LISTED RECORDS:

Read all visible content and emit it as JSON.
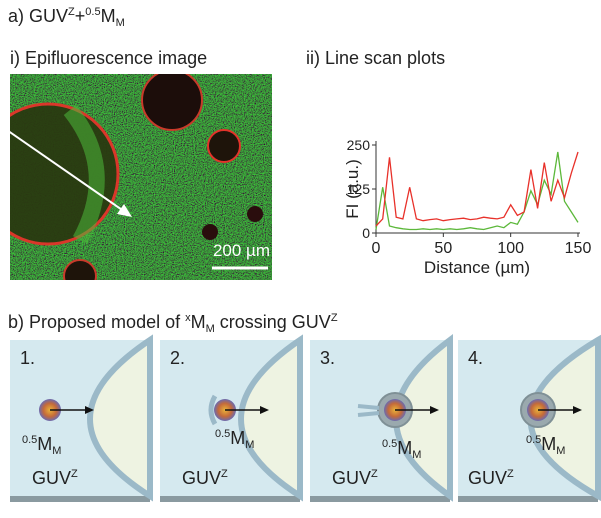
{
  "panel_a": {
    "label": "a)",
    "name": "GUV",
    "sup1": "Z",
    "plus": "+",
    "sup2": "0.5",
    "main": "M",
    "sub": "M"
  },
  "image_panel": {
    "label": "i) Epifluorescence image",
    "scale_bar": "200 µm"
  },
  "plot_panel": {
    "label": "ii) Line scan plots"
  },
  "chart_data": {
    "type": "line",
    "x_label": "Distance (µm)",
    "y_label": "FI (a.u.)",
    "x": [
      0,
      5,
      10,
      15,
      20,
      25,
      30,
      35,
      40,
      45,
      50,
      55,
      60,
      65,
      70,
      75,
      80,
      85,
      90,
      95,
      100,
      105,
      110,
      115,
      120,
      125,
      130,
      135,
      140,
      145,
      150
    ],
    "series": [
      {
        "name": "red",
        "color": "#e8312a",
        "values": [
          20,
          40,
          215,
          45,
          40,
          130,
          40,
          35,
          38,
          40,
          35,
          38,
          40,
          42,
          38,
          40,
          45,
          42,
          40,
          45,
          80,
          50,
          60,
          180,
          70,
          200,
          90,
          150,
          100,
          170,
          230
        ]
      },
      {
        "name": "green",
        "color": "#5cb83a",
        "values": [
          10,
          130,
          20,
          15,
          12,
          10,
          10,
          12,
          10,
          12,
          10,
          12,
          10,
          12,
          15,
          12,
          10,
          15,
          20,
          15,
          30,
          25,
          60,
          120,
          80,
          150,
          110,
          230,
          90,
          60,
          30
        ]
      }
    ],
    "xlim": [
      0,
      150
    ],
    "xticks": [
      0,
      50,
      100,
      150
    ],
    "ylim": [
      0,
      250
    ],
    "yticks": [
      0,
      125,
      250
    ]
  },
  "panel_b": {
    "label": "b) Proposed model of ",
    "sup": "x",
    "main": "M",
    "sub": "M",
    "middle": " crossing GUV",
    "sup2": "Z"
  },
  "steps": [
    {
      "number": "1.",
      "particle_sup": "0.5",
      "particle_main": "M",
      "particle_sub": "M",
      "vesicle": "GUV",
      "vesicle_sup": "Z"
    },
    {
      "number": "2.",
      "particle_sup": "0.5",
      "particle_main": "M",
      "particle_sub": "M",
      "vesicle": "GUV",
      "vesicle_sup": "Z"
    },
    {
      "number": "3.",
      "particle_sup": "0.5",
      "particle_main": "M",
      "particle_sub": "M",
      "vesicle": "GUV",
      "vesicle_sup": "Z"
    },
    {
      "number": "4.",
      "particle_sup": "0.5",
      "particle_main": "M",
      "particle_sub": "M",
      "vesicle": "GUV",
      "vesicle_sup": "Z"
    }
  ]
}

GIVEN EXERCISE:
Skip the pictures and print each record exactly as it stands.

TASK ANSWER:
Read all visible content and emit it as JSON.
{
  "panel_a": {
    "label": "a)",
    "name": "GUV",
    "sup1": "Z",
    "plus": "+",
    "sup2": "0.5",
    "main": "M",
    "sub": "M"
  },
  "image_panel": {
    "label": "i) Epifluorescence image",
    "scale_bar": "200 µm"
  },
  "plot_panel": {
    "label": "ii) Line scan plots"
  },
  "chart_data": {
    "type": "line",
    "x_label": "Distance (µm)",
    "y_label": "FI (a.u.)",
    "x": [
      0,
      5,
      10,
      15,
      20,
      25,
      30,
      35,
      40,
      45,
      50,
      55,
      60,
      65,
      70,
      75,
      80,
      85,
      90,
      95,
      100,
      105,
      110,
      115,
      120,
      125,
      130,
      135,
      140,
      145,
      150
    ],
    "series": [
      {
        "name": "red",
        "color": "#e8312a",
        "values": [
          20,
          40,
          215,
          45,
          40,
          130,
          40,
          35,
          38,
          40,
          35,
          38,
          40,
          42,
          38,
          40,
          45,
          42,
          40,
          45,
          80,
          50,
          60,
          180,
          70,
          200,
          90,
          150,
          100,
          170,
          230
        ]
      },
      {
        "name": "green",
        "color": "#5cb83a",
        "values": [
          10,
          130,
          20,
          15,
          12,
          10,
          10,
          12,
          10,
          12,
          10,
          12,
          10,
          12,
          15,
          12,
          10,
          15,
          20,
          15,
          30,
          25,
          60,
          120,
          80,
          150,
          110,
          230,
          90,
          60,
          30
        ]
      }
    ],
    "xlim": [
      0,
      150
    ],
    "xticks": [
      0,
      50,
      100,
      150
    ],
    "ylim": [
      0,
      250
    ],
    "yticks": [
      0,
      125,
      250
    ]
  },
  "panel_b": {
    "label": "b) Proposed model of ",
    "sup": "x",
    "main": "M",
    "sub": "M",
    "middle": " crossing GUV",
    "sup2": "Z"
  },
  "steps": [
    {
      "number": "1.",
      "particle_sup": "0.5",
      "particle_main": "M",
      "particle_sub": "M",
      "vesicle": "GUV",
      "vesicle_sup": "Z"
    },
    {
      "number": "2.",
      "particle_sup": "0.5",
      "particle_main": "M",
      "particle_sub": "M",
      "vesicle": "GUV",
      "vesicle_sup": "Z"
    },
    {
      "number": "3.",
      "particle_sup": "0.5",
      "particle_main": "M",
      "particle_sub": "M",
      "vesicle": "GUV",
      "vesicle_sup": "Z"
    },
    {
      "number": "4.",
      "particle_sup": "0.5",
      "particle_main": "M",
      "particle_sub": "M",
      "vesicle": "GUV",
      "vesicle_sup": "Z"
    }
  ]
}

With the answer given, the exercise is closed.